SHORT EXERCISE
Among the entries below, find the lines with "stack" and copy them.

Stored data
# # # # # # #

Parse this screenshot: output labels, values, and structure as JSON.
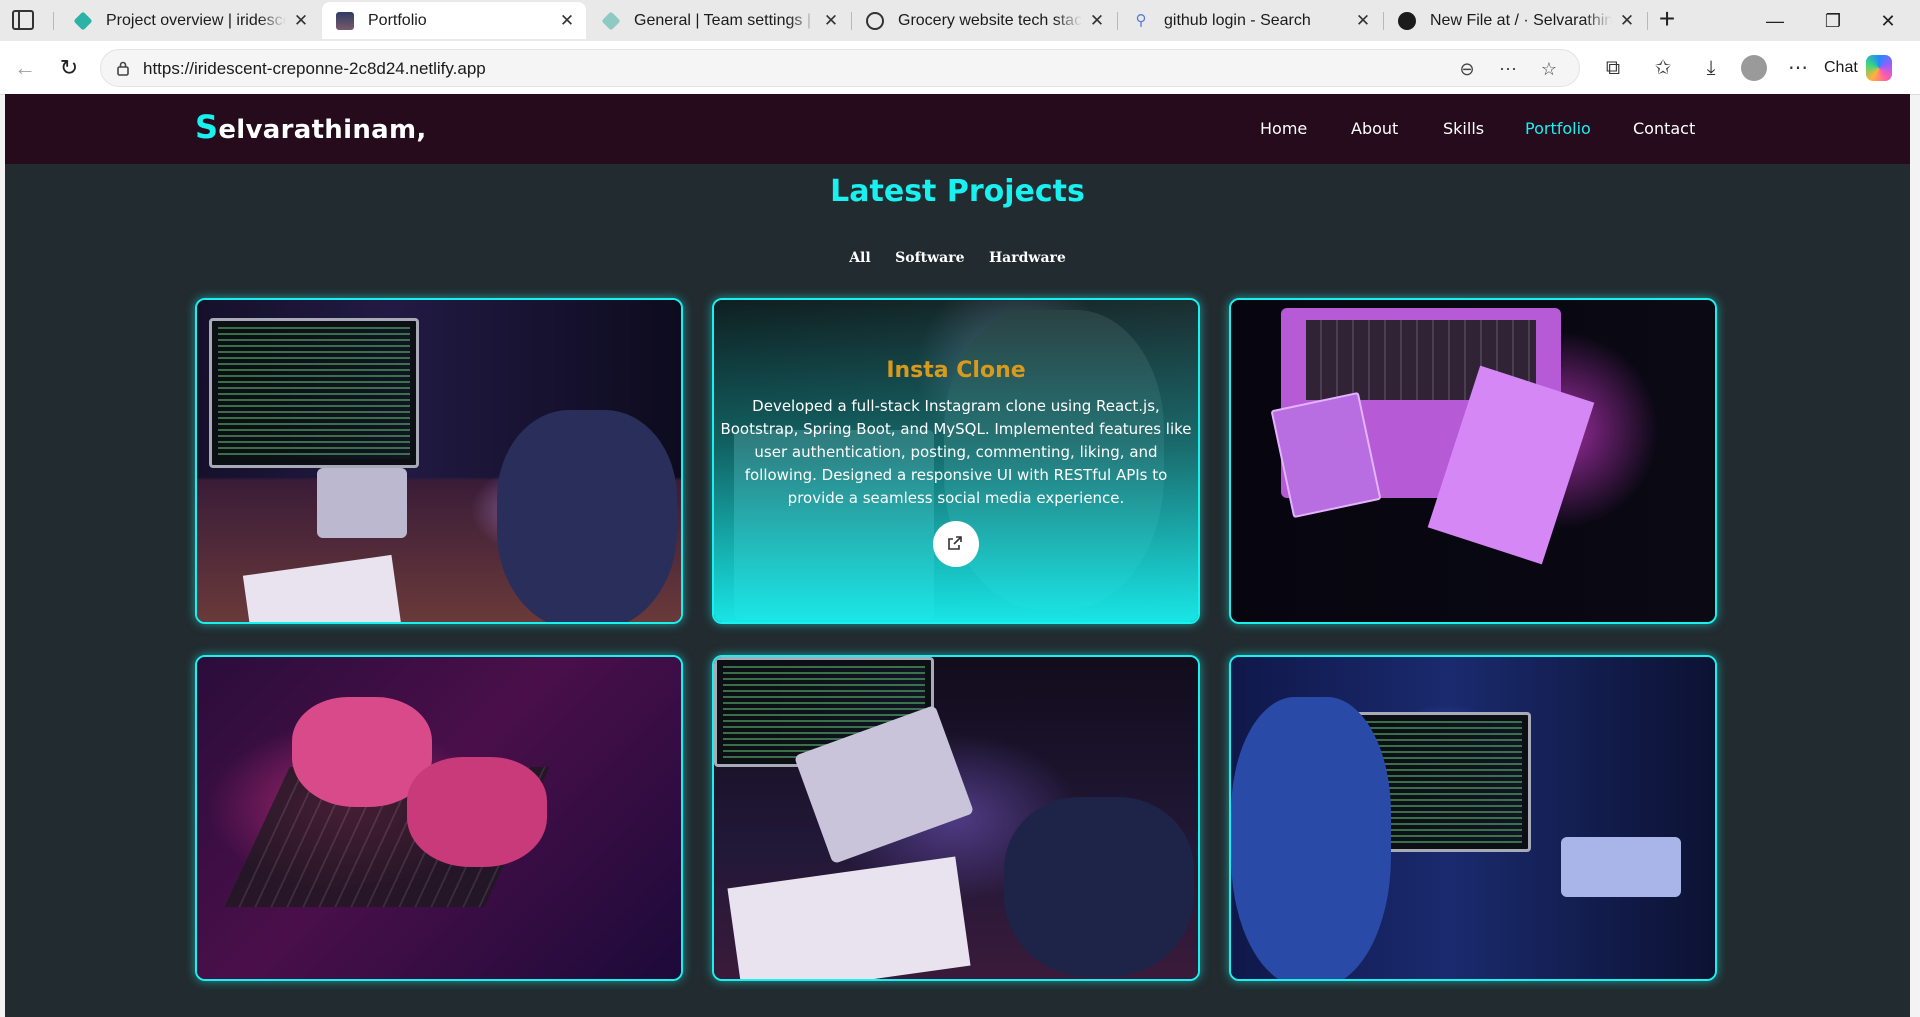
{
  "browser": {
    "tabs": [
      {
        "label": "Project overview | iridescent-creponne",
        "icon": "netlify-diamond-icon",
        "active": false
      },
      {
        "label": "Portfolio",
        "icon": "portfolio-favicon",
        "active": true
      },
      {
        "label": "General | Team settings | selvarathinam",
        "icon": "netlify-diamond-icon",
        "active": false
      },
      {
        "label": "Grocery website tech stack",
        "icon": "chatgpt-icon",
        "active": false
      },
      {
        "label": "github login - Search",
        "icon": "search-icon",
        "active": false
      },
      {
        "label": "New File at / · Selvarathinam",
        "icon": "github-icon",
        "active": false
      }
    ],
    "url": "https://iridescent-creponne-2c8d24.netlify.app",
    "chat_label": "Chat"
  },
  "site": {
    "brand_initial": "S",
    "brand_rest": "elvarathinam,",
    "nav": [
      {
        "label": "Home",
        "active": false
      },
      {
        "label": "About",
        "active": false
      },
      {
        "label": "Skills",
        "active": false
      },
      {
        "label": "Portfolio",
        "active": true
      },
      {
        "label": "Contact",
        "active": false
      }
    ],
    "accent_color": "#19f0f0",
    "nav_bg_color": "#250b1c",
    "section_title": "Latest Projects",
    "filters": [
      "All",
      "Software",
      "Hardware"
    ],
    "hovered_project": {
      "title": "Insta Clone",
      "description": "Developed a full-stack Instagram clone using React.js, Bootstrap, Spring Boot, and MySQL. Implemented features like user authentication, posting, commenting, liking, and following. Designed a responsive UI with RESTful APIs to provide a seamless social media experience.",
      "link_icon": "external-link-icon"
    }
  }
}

# # # # # # #

TASK SOLUTION
        "label": "Grocery website tech stack",
      "description": "Developed a full-stack Instagram clone using React.js, Bootstrap, Spring Boot, and MySQL. Implemented features like user authentication, posting, commenting, liking, and following. Designed a responsive UI with RESTful APIs to provide a seamless social media experience.",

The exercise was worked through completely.